Work instructions = Write out the material again word for word, dropping any images it holds.

— Start Data supplied —

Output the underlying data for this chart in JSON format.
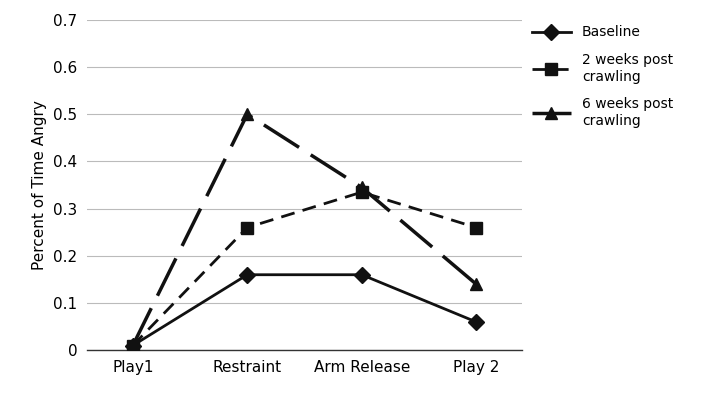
{
  "categories": [
    "Play1",
    "Restraint",
    "Arm Release",
    "Play 2"
  ],
  "series": [
    {
      "label": "Baseline",
      "values": [
        0.01,
        0.16,
        0.16,
        0.06
      ],
      "linestyle": "solid",
      "marker": "D",
      "markersize": 8,
      "color": "#111111",
      "linewidth": 2.0
    },
    {
      "label": "2 weeks post\ncrawling",
      "values": [
        0.01,
        0.26,
        0.335,
        0.26
      ],
      "linestyle": "dashed",
      "dashes": [
        5,
        3
      ],
      "marker": "s",
      "markersize": 8,
      "color": "#111111",
      "linewidth": 2.0
    },
    {
      "label": "6 weeks post\ncrawling",
      "values": [
        0.01,
        0.5,
        0.345,
        0.14
      ],
      "linestyle": "dashed",
      "dashes": [
        12,
        4
      ],
      "marker": "^",
      "markersize": 9,
      "color": "#111111",
      "linewidth": 2.5
    }
  ],
  "ylabel": "Percent of Time Angry",
  "ylim": [
    0,
    0.7
  ],
  "yticks": [
    0,
    0.1,
    0.2,
    0.3,
    0.4,
    0.5,
    0.6,
    0.7
  ],
  "ytick_labels": [
    "0",
    "0.1",
    "0.2",
    "0.3",
    "0.4",
    "0.5",
    "0.6",
    "0.7"
  ],
  "background_color": "#ffffff",
  "grid_color": "#bbbbbb",
  "figsize": [
    7.25,
    3.98
  ],
  "dpi": 100,
  "legend_fontsize": 10,
  "axis_fontsize": 11,
  "ylabel_fontsize": 11
}
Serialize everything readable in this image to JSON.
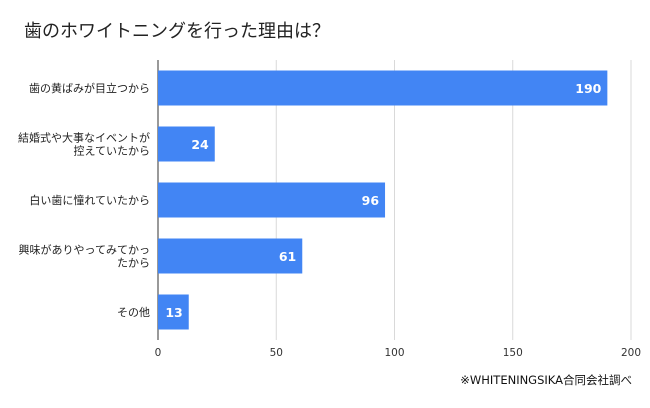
{
  "chart_data": {
    "type": "bar",
    "orientation": "horizontal",
    "title": "歯のホワイトニングを行った理由は？",
    "categories": [
      [
        "歯の黄ばみが目立つから"
      ],
      [
        "結婚式や大事なイベントが",
        "控えていたから"
      ],
      [
        "白い歯に憧れていたから"
      ],
      [
        "興味がありやってみてかっ",
        "たから"
      ],
      [
        "その他"
      ]
    ],
    "values": [
      190,
      24,
      96,
      61,
      13
    ],
    "data_labels": [
      "190",
      "24",
      "96",
      "61",
      "13"
    ],
    "xlim": [
      0,
      200
    ],
    "xticks": [
      0,
      50,
      100,
      150,
      200
    ],
    "grid": true,
    "legend": "none",
    "bar_color": "#4285f4",
    "source_note": "※WHITENINGSIKA合同会社調べ"
  }
}
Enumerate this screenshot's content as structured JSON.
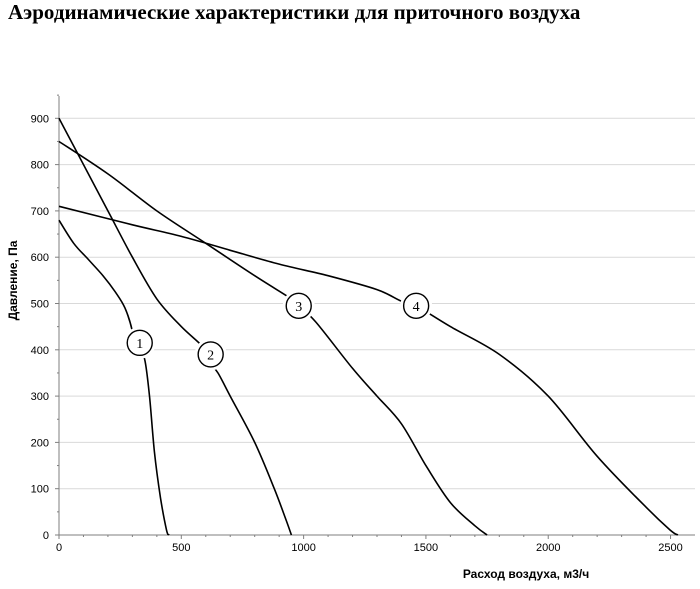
{
  "title": "Аэродинамические характеристики для приточного воздуха",
  "chart_data": {
    "type": "line",
    "title": "Аэродинамические характеристики для приточного воздуха",
    "xlabel": "Расход воздуха, м3/ч",
    "ylabel": "Давление, Па",
    "xlim": [
      0,
      2600
    ],
    "ylim": [
      0,
      950
    ],
    "x_ticks": [
      0,
      500,
      1000,
      1500,
      2000,
      2500
    ],
    "y_ticks": [
      0,
      100,
      200,
      300,
      400,
      500,
      600,
      700,
      800,
      900
    ],
    "grid": "horizontal",
    "colors": {
      "line": "#000000",
      "grid": "#d9d9d9",
      "axis": "#7f7f7f"
    },
    "series": [
      {
        "name": "1",
        "label_at": [
          330,
          415
        ],
        "points": [
          [
            0,
            680
          ],
          [
            60,
            630
          ],
          [
            120,
            595
          ],
          [
            180,
            560
          ],
          [
            230,
            525
          ],
          [
            270,
            490
          ],
          [
            300,
            440
          ],
          [
            310,
            400
          ],
          [
            325,
            395
          ],
          [
            350,
            380
          ],
          [
            370,
            300
          ],
          [
            390,
            180
          ],
          [
            415,
            80
          ],
          [
            440,
            10
          ],
          [
            450,
            0
          ]
        ]
      },
      {
        "name": "2",
        "label_at": [
          620,
          390
        ],
        "points": [
          [
            0,
            900
          ],
          [
            100,
            800
          ],
          [
            200,
            700
          ],
          [
            300,
            600
          ],
          [
            400,
            510
          ],
          [
            500,
            450
          ],
          [
            600,
            400
          ],
          [
            620,
            370
          ],
          [
            650,
            350
          ],
          [
            700,
            300
          ],
          [
            800,
            200
          ],
          [
            880,
            100
          ],
          [
            930,
            30
          ],
          [
            950,
            0
          ]
        ]
      },
      {
        "name": "3",
        "label_at": [
          980,
          495
        ],
        "points": [
          [
            0,
            850
          ],
          [
            200,
            780
          ],
          [
            400,
            700
          ],
          [
            600,
            630
          ],
          [
            800,
            560
          ],
          [
            950,
            510
          ],
          [
            980,
            495
          ],
          [
            1050,
            460
          ],
          [
            1200,
            360
          ],
          [
            1300,
            300
          ],
          [
            1400,
            240
          ],
          [
            1500,
            150
          ],
          [
            1600,
            70
          ],
          [
            1700,
            20
          ],
          [
            1750,
            0
          ]
        ]
      },
      {
        "name": "4",
        "label_at": [
          1460,
          495
        ],
        "points": [
          [
            0,
            710
          ],
          [
            300,
            670
          ],
          [
            500,
            645
          ],
          [
            700,
            615
          ],
          [
            900,
            585
          ],
          [
            1100,
            560
          ],
          [
            1300,
            530
          ],
          [
            1400,
            505
          ],
          [
            1460,
            495
          ],
          [
            1600,
            450
          ],
          [
            1800,
            390
          ],
          [
            2000,
            300
          ],
          [
            2200,
            170
          ],
          [
            2400,
            60
          ],
          [
            2500,
            10
          ],
          [
            2530,
            0
          ]
        ]
      }
    ]
  }
}
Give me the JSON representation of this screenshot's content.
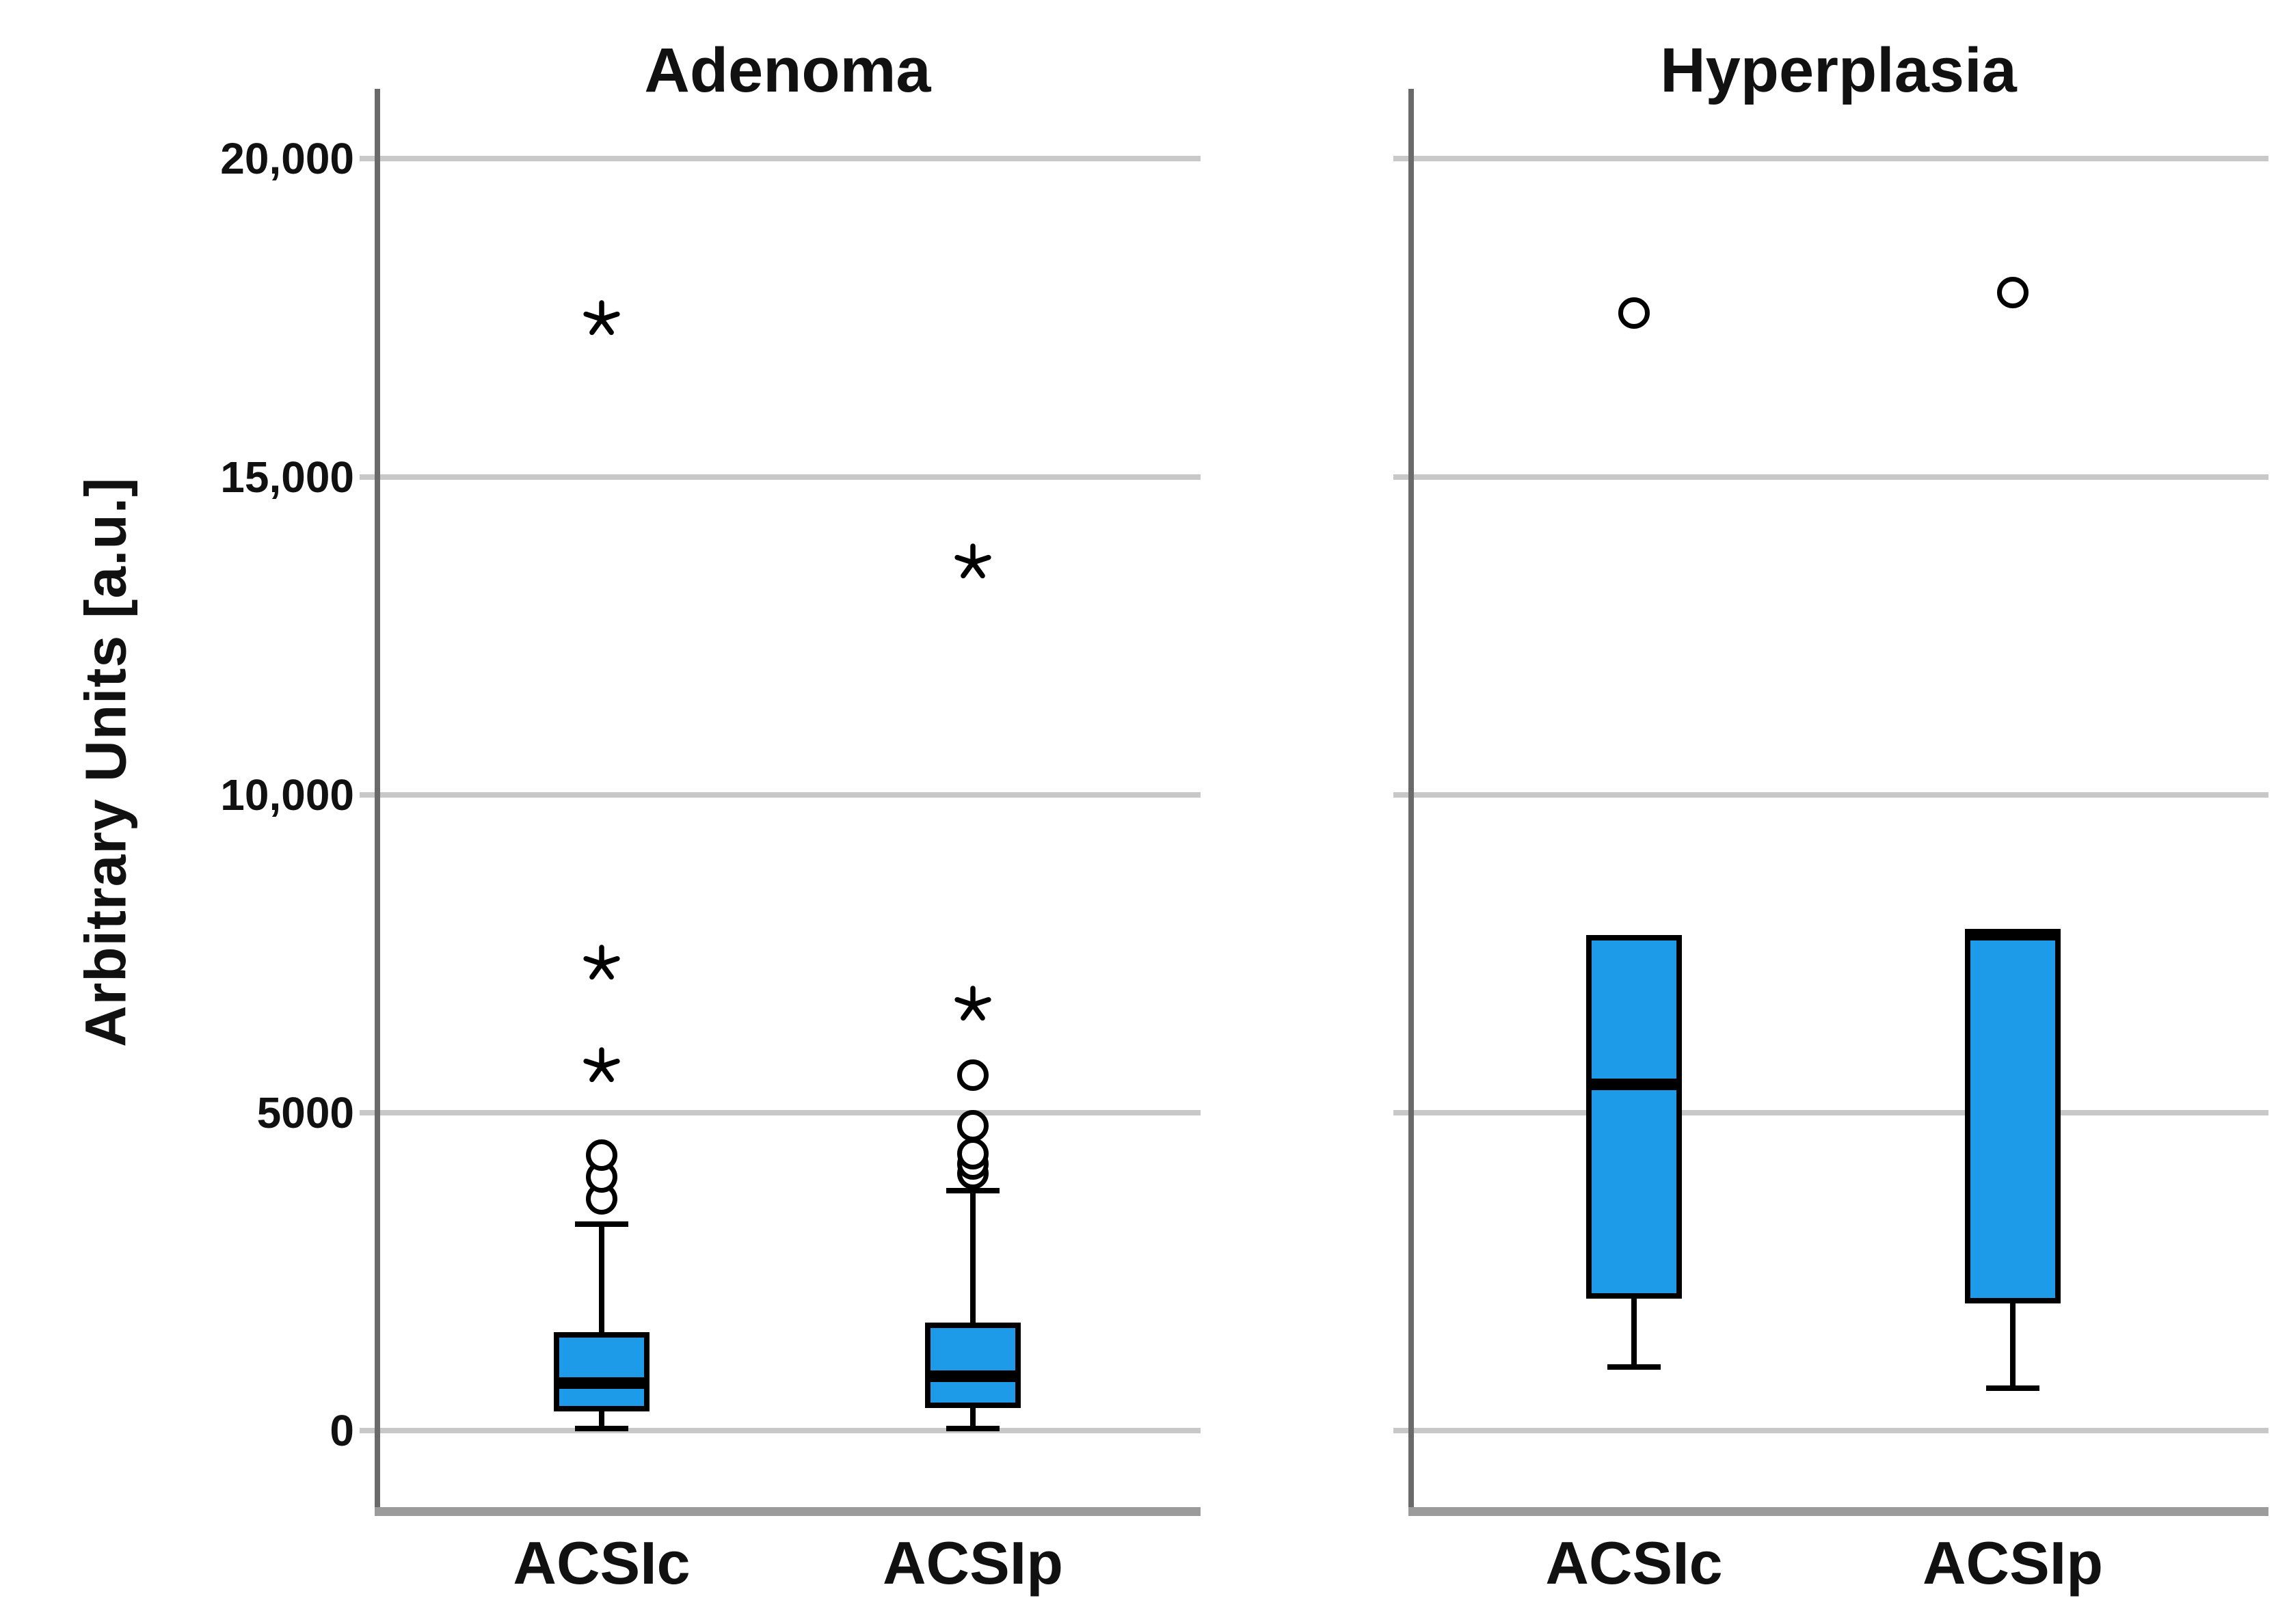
{
  "figure": {
    "background": "#ffffff",
    "y_axis_label": "Arbitrary Units [a.u.]"
  },
  "chart_data": {
    "type": "boxplot",
    "ylabel": "Arbitrary Units [a.u.]",
    "ylim": [
      -1200,
      21100
    ],
    "grid": true,
    "legend_position": "none",
    "marker_meaning": {
      "circle": "outlier",
      "star": "extreme value"
    },
    "y_ticks": [
      {
        "value": 0,
        "label": "0"
      },
      {
        "value": 5000,
        "label": "5000"
      },
      {
        "value": 10000,
        "label": "10,000"
      },
      {
        "value": 15000,
        "label": "15,000"
      },
      {
        "value": 20000,
        "label": "20,000"
      }
    ],
    "colors": {
      "box_fill": "#1D9AE8",
      "box_border": "#000000",
      "gridline": "#C8C8C8",
      "axis_line": "#6A6A6A",
      "baseline": "#9B9B9B",
      "text": "#111111"
    },
    "panels": [
      {
        "title": "Adenoma",
        "categories": [
          "ACSIc",
          "ACSIp"
        ],
        "boxes": [
          {
            "category": "ACSIc",
            "whisker_low": 40,
            "q1": 300,
            "median": 750,
            "q3": 1550,
            "whisker_high": 3250,
            "outliers_circles": [
              3650,
              3990,
              4330
            ],
            "outliers_stars": [
              5730,
              7340,
              17480
            ]
          },
          {
            "category": "ACSIp",
            "whisker_low": 40,
            "q1": 355,
            "median": 860,
            "q3": 1700,
            "whisker_high": 3780,
            "outliers_circles": [
              4040,
              4200,
              4360,
              4800,
              5590
            ],
            "outliers_stars": [
              6700,
              13650
            ]
          }
        ]
      },
      {
        "title": "Hyperplasia",
        "categories": [
          "ACSIc",
          "ACSIp"
        ],
        "boxes": [
          {
            "category": "ACSIc",
            "whisker_low": 1000,
            "q1": 2080,
            "median": 5450,
            "q3": 7800,
            "whisker_high": null,
            "outliers_circles": [
              17580
            ],
            "outliers_stars": []
          },
          {
            "category": "ACSIp",
            "whisker_low": 670,
            "q1": 2000,
            "median": 7800,
            "q3": 7870,
            "whisker_high": null,
            "outliers_circles": [
              17900
            ],
            "outliers_stars": []
          }
        ]
      }
    ]
  }
}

— End Data supplied —

Solution for this problem =
Output the underlying data for this chart in JSON format.
{
  "categories": [
    "Play1",
    "Restraint",
    "Arm Release",
    "Play 2"
  ],
  "series": [
    {
      "label": "Baseline",
      "values": [
        0.01,
        0.16,
        0.16,
        0.06
      ],
      "linestyle": "solid",
      "marker": "D",
      "markersize": 8,
      "color": "#111111",
      "linewidth": 2.0
    },
    {
      "label": "2 weeks post\ncrawling",
      "values": [
        0.01,
        0.26,
        0.335,
        0.26
      ],
      "linestyle": "dashed",
      "dashes": [
        5,
        3
      ],
      "marker": "s",
      "markersize": 8,
      "color": "#111111",
      "linewidth": 2.0
    },
    {
      "label": "6 weeks post\ncrawling",
      "values": [
        0.01,
        0.5,
        0.345,
        0.14
      ],
      "linestyle": "dashed",
      "dashes": [
        12,
        4
      ],
      "marker": "^",
      "markersize": 9,
      "color": "#111111",
      "linewidth": 2.5
    }
  ],
  "ylabel": "Percent of Time Angry",
  "ylim": [
    0,
    0.7
  ],
  "yticks": [
    0,
    0.1,
    0.2,
    0.3,
    0.4,
    0.5,
    0.6,
    0.7
  ],
  "ytick_labels": [
    "0",
    "0.1",
    "0.2",
    "0.3",
    "0.4",
    "0.5",
    "0.6",
    "0.7"
  ],
  "background_color": "#ffffff",
  "grid_color": "#bbbbbb",
  "figsize": [
    7.25,
    3.98
  ],
  "dpi": 100,
  "legend_fontsize": 10,
  "axis_fontsize": 11,
  "ylabel_fontsize": 11
}
Serialize everything readable in this image to JSON.
{
  "chart_data": {
    "type": "bar",
    "orientation": "horizontal",
    "title": "歯のホワイトニングを行った理由は？",
    "categories": [
      [
        "歯の黄ばみが目立つから"
      ],
      [
        "結婚式や大事なイベントが",
        "控えていたから"
      ],
      [
        "白い歯に憧れていたから"
      ],
      [
        "興味がありやってみてかっ",
        "たから"
      ],
      [
        "その他"
      ]
    ],
    "values": [
      190,
      24,
      96,
      61,
      13
    ],
    "data_labels": [
      "190",
      "24",
      "96",
      "61",
      "13"
    ],
    "xlim": [
      0,
      200
    ],
    "xticks": [
      0,
      50,
      100,
      150,
      200
    ],
    "grid": true,
    "legend": "none",
    "bar_color": "#4285f4",
    "source_note": "※WHITENINGSIKA合同会社調べ"
  }
}
Enumerate this screenshot's content as structured JSON.
{
  "title": "Аэродинамические характеристики для приточного воздуха",
  "chart_data": {
    "type": "line",
    "title": "Аэродинамические характеристики для приточного воздуха",
    "xlabel": "Расход воздуха, м3/ч",
    "ylabel": "Давление, Па",
    "xlim": [
      0,
      2600
    ],
    "ylim": [
      0,
      950
    ],
    "x_ticks": [
      0,
      500,
      1000,
      1500,
      2000,
      2500
    ],
    "y_ticks": [
      0,
      100,
      200,
      300,
      400,
      500,
      600,
      700,
      800,
      900
    ],
    "grid": "horizontal",
    "colors": {
      "line": "#000000",
      "grid": "#d9d9d9",
      "axis": "#7f7f7f"
    },
    "series": [
      {
        "name": "1",
        "label_at": [
          330,
          415
        ],
        "points": [
          [
            0,
            680
          ],
          [
            60,
            630
          ],
          [
            120,
            595
          ],
          [
            180,
            560
          ],
          [
            230,
            525
          ],
          [
            270,
            490
          ],
          [
            300,
            440
          ],
          [
            310,
            400
          ],
          [
            325,
            395
          ],
          [
            350,
            380
          ],
          [
            370,
            300
          ],
          [
            390,
            180
          ],
          [
            415,
            80
          ],
          [
            440,
            10
          ],
          [
            450,
            0
          ]
        ]
      },
      {
        "name": "2",
        "label_at": [
          620,
          390
        ],
        "points": [
          [
            0,
            900
          ],
          [
            100,
            800
          ],
          [
            200,
            700
          ],
          [
            300,
            600
          ],
          [
            400,
            510
          ],
          [
            500,
            450
          ],
          [
            600,
            400
          ],
          [
            620,
            370
          ],
          [
            650,
            350
          ],
          [
            700,
            300
          ],
          [
            800,
            200
          ],
          [
            880,
            100
          ],
          [
            930,
            30
          ],
          [
            950,
            0
          ]
        ]
      },
      {
        "name": "3",
        "label_at": [
          980,
          495
        ],
        "points": [
          [
            0,
            850
          ],
          [
            200,
            780
          ],
          [
            400,
            700
          ],
          [
            600,
            630
          ],
          [
            800,
            560
          ],
          [
            950,
            510
          ],
          [
            980,
            495
          ],
          [
            1050,
            460
          ],
          [
            1200,
            360
          ],
          [
            1300,
            300
          ],
          [
            1400,
            240
          ],
          [
            1500,
            150
          ],
          [
            1600,
            70
          ],
          [
            1700,
            20
          ],
          [
            1750,
            0
          ]
        ]
      },
      {
        "name": "4",
        "label_at": [
          1460,
          495
        ],
        "points": [
          [
            0,
            710
          ],
          [
            300,
            670
          ],
          [
            500,
            645
          ],
          [
            700,
            615
          ],
          [
            900,
            585
          ],
          [
            1100,
            560
          ],
          [
            1300,
            530
          ],
          [
            1400,
            505
          ],
          [
            1460,
            495
          ],
          [
            1600,
            450
          ],
          [
            1800,
            390
          ],
          [
            2000,
            300
          ],
          [
            2200,
            170
          ],
          [
            2400,
            60
          ],
          [
            2500,
            10
          ],
          [
            2530,
            0
          ]
        ]
      }
    ]
  }
}
Give me the JSON representation of this screenshot's content.
{
  "figure": {
    "background": "#ffffff",
    "y_axis_label": "Arbitrary Units [a.u.]"
  },
  "chart_data": {
    "type": "boxplot",
    "ylabel": "Arbitrary Units [a.u.]",
    "ylim": [
      -1200,
      21100
    ],
    "grid": true,
    "legend_position": "none",
    "marker_meaning": {
      "circle": "outlier",
      "star": "extreme value"
    },
    "y_ticks": [
      {
        "value": 0,
        "label": "0"
      },
      {
        "value": 5000,
        "label": "5000"
      },
      {
        "value": 10000,
        "label": "10,000"
      },
      {
        "value": 15000,
        "label": "15,000"
      },
      {
        "value": 20000,
        "label": "20,000"
      }
    ],
    "colors": {
      "box_fill": "#1D9AE8",
      "box_border": "#000000",
      "gridline": "#C8C8C8",
      "axis_line": "#6A6A6A",
      "baseline": "#9B9B9B",
      "text": "#111111"
    },
    "panels": [
      {
        "title": "Adenoma",
        "categories": [
          "ACSIc",
          "ACSIp"
        ],
        "boxes": [
          {
            "category": "ACSIc",
            "whisker_low": 40,
            "q1": 300,
            "median": 750,
            "q3": 1550,
            "whisker_high": 3250,
            "outliers_circles": [
              3650,
              3990,
              4330
            ],
            "outliers_stars": [
              5730,
              7340,
              17480
            ]
          },
          {
            "category": "ACSIp",
            "whisker_low": 40,
            "q1": 355,
            "median": 860,
            "q3": 1700,
            "whisker_high": 3780,
            "outliers_circles": [
              4040,
              4200,
              4360,
              4800,
              5590
            ],
            "outliers_stars": [
              6700,
              13650
            ]
          }
        ]
      },
      {
        "title": "Hyperplasia",
        "categories": [
          "ACSIc",
          "ACSIp"
        ],
        "boxes": [
          {
            "category": "ACSIc",
            "whisker_low": 1000,
            "q1": 2080,
            "median": 5450,
            "q3": 7800,
            "whisker_high": null,
            "outliers_circles": [
              17580
            ],
            "outliers_stars": []
          },
          {
            "category": "ACSIp",
            "whisker_low": 670,
            "q1": 2000,
            "median": 7800,
            "q3": 7870,
            "whisker_high": null,
            "outliers_circles": [
              17900
            ],
            "outliers_stars": []
          }
        ]
      }
    ]
  }
}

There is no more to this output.